#### YOUR INSTRUCTIONS
Find each line with the word "Türen" in it, then give the total alone.

---- EXERCISE DATA

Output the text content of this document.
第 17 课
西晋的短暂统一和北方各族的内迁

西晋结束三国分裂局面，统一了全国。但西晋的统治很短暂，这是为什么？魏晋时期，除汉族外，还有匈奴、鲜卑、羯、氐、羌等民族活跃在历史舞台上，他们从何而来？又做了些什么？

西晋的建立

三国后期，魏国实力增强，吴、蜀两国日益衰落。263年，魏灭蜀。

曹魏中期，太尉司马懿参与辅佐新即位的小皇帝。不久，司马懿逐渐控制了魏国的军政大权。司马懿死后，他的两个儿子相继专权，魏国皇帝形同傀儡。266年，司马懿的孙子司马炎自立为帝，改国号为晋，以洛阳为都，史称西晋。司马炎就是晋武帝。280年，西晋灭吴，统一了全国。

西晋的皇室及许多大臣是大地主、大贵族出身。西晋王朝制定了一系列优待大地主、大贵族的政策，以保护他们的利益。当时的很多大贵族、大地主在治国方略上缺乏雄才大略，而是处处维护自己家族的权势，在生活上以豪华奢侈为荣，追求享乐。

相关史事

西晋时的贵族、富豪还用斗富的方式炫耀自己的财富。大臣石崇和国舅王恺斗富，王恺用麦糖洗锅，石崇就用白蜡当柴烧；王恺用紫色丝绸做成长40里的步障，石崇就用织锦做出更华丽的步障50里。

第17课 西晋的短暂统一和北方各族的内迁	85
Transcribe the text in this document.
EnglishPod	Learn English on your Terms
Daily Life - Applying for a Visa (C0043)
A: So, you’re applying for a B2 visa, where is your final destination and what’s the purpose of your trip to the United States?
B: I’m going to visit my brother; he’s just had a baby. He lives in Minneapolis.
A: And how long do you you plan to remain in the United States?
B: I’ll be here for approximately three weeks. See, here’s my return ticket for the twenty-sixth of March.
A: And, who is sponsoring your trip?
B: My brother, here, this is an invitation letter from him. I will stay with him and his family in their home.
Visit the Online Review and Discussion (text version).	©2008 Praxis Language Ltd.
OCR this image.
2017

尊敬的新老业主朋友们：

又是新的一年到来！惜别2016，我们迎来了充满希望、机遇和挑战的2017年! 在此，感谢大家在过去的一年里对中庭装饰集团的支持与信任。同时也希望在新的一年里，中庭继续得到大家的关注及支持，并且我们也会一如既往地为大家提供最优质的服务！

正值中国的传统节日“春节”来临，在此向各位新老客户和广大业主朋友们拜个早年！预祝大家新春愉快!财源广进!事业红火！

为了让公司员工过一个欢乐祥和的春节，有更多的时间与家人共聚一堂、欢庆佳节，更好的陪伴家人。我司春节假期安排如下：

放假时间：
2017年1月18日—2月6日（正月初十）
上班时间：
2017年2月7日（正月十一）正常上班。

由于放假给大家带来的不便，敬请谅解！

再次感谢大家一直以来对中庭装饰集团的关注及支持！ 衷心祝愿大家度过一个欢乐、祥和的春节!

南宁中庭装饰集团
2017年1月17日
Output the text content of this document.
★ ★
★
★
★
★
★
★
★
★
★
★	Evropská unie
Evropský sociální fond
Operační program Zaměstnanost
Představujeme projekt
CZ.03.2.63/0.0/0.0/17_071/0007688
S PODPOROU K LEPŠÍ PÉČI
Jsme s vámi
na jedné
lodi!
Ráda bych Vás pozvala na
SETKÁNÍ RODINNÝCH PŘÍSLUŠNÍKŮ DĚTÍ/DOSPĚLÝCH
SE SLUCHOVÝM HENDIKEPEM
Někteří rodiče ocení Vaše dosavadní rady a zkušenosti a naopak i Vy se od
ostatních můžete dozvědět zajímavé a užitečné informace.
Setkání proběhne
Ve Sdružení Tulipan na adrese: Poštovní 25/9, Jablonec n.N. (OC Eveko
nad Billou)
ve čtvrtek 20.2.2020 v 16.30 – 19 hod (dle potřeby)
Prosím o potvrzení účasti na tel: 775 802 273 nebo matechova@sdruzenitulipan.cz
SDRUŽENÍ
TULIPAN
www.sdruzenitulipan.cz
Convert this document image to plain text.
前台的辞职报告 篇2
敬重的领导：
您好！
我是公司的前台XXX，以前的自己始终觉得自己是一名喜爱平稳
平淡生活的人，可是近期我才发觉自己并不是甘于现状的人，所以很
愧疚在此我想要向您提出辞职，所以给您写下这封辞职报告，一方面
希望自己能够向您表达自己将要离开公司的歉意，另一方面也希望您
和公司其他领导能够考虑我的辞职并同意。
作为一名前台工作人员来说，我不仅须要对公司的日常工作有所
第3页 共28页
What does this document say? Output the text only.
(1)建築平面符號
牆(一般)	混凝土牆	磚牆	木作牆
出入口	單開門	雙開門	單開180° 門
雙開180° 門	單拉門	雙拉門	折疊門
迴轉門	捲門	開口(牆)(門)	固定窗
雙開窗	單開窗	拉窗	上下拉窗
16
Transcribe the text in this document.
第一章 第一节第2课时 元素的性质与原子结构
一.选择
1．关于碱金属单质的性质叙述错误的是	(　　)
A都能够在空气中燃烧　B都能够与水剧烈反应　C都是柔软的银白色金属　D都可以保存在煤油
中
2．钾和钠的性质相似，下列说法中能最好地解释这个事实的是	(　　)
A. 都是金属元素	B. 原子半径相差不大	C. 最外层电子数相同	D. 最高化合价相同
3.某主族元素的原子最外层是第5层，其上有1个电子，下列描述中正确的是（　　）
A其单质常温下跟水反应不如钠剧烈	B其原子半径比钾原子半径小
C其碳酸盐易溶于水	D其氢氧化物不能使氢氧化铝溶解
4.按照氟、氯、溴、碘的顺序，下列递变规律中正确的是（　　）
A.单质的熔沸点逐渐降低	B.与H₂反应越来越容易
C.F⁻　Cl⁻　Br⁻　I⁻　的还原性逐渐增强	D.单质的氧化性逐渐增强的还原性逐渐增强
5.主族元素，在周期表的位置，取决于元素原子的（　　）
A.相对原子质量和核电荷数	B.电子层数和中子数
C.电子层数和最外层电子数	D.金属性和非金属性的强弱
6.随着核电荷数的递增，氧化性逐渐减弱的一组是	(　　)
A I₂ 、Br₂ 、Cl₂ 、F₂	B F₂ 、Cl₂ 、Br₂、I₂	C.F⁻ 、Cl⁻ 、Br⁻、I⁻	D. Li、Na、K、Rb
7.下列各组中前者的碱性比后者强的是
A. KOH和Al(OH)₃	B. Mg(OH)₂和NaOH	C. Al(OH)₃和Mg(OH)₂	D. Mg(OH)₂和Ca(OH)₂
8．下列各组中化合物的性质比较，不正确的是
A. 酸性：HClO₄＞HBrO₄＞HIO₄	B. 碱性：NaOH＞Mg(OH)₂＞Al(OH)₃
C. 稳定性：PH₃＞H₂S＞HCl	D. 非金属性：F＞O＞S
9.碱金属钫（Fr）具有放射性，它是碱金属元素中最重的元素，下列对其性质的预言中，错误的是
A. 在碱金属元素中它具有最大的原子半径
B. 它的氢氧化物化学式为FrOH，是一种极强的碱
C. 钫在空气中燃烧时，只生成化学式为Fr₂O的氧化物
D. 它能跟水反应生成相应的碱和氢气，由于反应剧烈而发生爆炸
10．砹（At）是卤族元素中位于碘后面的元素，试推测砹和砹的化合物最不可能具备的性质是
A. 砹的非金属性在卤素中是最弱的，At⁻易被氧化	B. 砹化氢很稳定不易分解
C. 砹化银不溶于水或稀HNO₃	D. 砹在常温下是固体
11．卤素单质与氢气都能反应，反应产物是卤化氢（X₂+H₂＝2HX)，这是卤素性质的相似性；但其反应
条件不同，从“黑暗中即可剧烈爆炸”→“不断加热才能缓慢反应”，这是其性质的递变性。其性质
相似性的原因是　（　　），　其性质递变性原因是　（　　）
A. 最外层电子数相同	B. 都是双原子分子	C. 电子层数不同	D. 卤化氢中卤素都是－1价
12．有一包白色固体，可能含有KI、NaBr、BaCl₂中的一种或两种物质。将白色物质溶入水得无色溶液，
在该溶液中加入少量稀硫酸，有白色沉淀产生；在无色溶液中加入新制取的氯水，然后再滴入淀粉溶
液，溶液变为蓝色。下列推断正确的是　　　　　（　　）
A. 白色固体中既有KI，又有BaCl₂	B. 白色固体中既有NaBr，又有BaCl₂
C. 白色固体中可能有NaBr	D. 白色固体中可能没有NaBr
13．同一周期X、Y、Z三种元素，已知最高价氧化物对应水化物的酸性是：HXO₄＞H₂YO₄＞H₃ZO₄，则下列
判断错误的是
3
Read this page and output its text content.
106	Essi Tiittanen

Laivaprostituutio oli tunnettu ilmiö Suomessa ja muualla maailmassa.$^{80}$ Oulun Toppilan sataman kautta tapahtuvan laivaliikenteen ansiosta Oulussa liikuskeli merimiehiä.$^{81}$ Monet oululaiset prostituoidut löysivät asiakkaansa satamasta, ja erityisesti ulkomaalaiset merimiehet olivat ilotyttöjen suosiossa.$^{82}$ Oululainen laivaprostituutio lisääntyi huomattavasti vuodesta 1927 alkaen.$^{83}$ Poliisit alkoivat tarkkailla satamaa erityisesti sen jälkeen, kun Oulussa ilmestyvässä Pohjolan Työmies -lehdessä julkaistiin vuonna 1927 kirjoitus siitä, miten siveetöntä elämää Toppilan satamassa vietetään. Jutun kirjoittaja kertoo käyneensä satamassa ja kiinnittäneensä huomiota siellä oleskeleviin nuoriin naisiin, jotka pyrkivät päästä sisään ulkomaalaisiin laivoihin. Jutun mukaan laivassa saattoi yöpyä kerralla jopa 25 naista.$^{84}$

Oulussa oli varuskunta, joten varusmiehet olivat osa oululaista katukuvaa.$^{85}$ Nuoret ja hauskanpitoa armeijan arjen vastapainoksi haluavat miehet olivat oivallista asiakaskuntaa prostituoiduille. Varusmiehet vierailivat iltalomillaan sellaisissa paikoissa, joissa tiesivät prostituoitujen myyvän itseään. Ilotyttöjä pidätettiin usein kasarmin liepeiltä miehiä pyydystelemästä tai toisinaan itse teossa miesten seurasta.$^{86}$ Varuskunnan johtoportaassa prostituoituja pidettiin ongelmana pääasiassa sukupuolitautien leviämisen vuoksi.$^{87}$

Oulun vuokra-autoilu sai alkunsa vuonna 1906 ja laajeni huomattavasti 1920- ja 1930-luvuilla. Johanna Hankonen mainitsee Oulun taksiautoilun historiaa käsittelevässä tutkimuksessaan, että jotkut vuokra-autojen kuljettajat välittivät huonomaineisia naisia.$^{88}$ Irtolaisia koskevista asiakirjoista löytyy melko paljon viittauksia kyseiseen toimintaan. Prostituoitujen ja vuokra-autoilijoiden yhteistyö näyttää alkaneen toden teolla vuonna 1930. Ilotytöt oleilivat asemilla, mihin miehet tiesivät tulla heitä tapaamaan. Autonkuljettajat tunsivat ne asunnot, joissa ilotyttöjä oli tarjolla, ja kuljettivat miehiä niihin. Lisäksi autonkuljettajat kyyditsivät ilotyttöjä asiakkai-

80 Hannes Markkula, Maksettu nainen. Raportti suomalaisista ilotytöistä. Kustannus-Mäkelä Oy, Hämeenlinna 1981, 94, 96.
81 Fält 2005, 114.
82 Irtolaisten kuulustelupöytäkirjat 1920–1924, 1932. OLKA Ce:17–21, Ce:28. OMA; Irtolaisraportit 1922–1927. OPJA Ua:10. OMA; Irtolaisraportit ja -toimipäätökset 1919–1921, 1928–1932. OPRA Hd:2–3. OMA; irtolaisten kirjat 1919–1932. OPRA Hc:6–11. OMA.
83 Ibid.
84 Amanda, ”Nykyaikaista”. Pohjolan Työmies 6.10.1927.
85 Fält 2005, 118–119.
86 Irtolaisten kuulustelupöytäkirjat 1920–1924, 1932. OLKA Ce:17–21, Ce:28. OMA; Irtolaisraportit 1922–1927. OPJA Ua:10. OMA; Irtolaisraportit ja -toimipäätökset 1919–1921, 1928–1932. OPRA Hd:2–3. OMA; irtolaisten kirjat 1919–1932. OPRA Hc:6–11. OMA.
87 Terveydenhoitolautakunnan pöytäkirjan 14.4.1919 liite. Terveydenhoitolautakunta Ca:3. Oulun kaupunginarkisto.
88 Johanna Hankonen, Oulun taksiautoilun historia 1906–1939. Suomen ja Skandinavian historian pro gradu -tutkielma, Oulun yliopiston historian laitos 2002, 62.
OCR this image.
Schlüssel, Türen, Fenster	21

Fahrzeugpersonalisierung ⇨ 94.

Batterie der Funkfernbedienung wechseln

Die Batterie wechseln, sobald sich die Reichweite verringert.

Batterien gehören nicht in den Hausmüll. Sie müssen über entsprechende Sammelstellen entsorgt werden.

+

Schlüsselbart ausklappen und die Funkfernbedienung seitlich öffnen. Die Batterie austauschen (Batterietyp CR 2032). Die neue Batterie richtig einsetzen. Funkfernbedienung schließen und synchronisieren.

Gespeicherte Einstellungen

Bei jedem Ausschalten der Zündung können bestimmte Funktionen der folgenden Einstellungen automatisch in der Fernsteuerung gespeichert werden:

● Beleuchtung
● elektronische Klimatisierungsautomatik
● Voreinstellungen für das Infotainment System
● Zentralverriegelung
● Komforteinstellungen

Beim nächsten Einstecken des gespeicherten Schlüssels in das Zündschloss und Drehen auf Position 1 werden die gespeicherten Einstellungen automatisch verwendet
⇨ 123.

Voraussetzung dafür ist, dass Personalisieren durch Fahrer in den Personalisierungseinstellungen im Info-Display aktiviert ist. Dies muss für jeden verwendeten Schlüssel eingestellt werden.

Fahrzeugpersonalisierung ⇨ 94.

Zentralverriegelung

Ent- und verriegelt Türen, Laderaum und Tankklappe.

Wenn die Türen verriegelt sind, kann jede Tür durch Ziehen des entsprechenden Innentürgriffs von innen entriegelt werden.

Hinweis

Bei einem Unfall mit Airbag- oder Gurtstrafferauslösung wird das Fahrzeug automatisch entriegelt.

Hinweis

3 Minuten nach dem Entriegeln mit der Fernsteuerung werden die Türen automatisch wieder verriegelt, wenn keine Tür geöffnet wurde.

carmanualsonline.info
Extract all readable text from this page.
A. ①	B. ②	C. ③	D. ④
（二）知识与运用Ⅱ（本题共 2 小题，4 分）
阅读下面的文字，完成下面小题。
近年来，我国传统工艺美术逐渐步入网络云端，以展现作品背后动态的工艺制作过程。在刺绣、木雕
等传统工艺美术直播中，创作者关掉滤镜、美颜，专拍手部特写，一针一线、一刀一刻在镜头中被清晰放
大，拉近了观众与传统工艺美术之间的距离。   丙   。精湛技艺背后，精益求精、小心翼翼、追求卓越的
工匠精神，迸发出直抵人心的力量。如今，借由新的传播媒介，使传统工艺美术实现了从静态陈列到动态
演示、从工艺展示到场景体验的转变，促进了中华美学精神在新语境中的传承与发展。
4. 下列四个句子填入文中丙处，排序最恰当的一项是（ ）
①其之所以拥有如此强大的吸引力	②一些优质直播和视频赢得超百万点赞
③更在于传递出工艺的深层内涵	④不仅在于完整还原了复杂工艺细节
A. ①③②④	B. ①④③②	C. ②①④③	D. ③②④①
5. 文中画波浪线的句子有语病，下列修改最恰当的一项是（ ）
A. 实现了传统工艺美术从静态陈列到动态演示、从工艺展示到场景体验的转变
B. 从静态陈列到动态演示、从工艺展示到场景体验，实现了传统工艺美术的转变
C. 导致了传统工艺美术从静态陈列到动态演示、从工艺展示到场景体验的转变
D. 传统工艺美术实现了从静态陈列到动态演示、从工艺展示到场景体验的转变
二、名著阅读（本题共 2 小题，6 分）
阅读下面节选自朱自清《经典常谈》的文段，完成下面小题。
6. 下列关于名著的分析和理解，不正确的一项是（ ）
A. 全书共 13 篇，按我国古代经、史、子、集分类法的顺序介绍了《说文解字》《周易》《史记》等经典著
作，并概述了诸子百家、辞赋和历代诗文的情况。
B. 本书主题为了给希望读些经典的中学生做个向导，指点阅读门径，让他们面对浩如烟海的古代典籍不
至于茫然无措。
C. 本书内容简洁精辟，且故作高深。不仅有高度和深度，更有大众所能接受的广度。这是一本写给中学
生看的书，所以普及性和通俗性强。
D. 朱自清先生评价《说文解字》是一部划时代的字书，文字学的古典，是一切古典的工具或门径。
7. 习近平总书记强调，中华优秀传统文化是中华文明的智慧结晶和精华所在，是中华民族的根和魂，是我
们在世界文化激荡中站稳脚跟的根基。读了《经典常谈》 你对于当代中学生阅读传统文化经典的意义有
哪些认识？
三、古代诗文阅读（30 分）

--------

#### TASK OUTPUT
4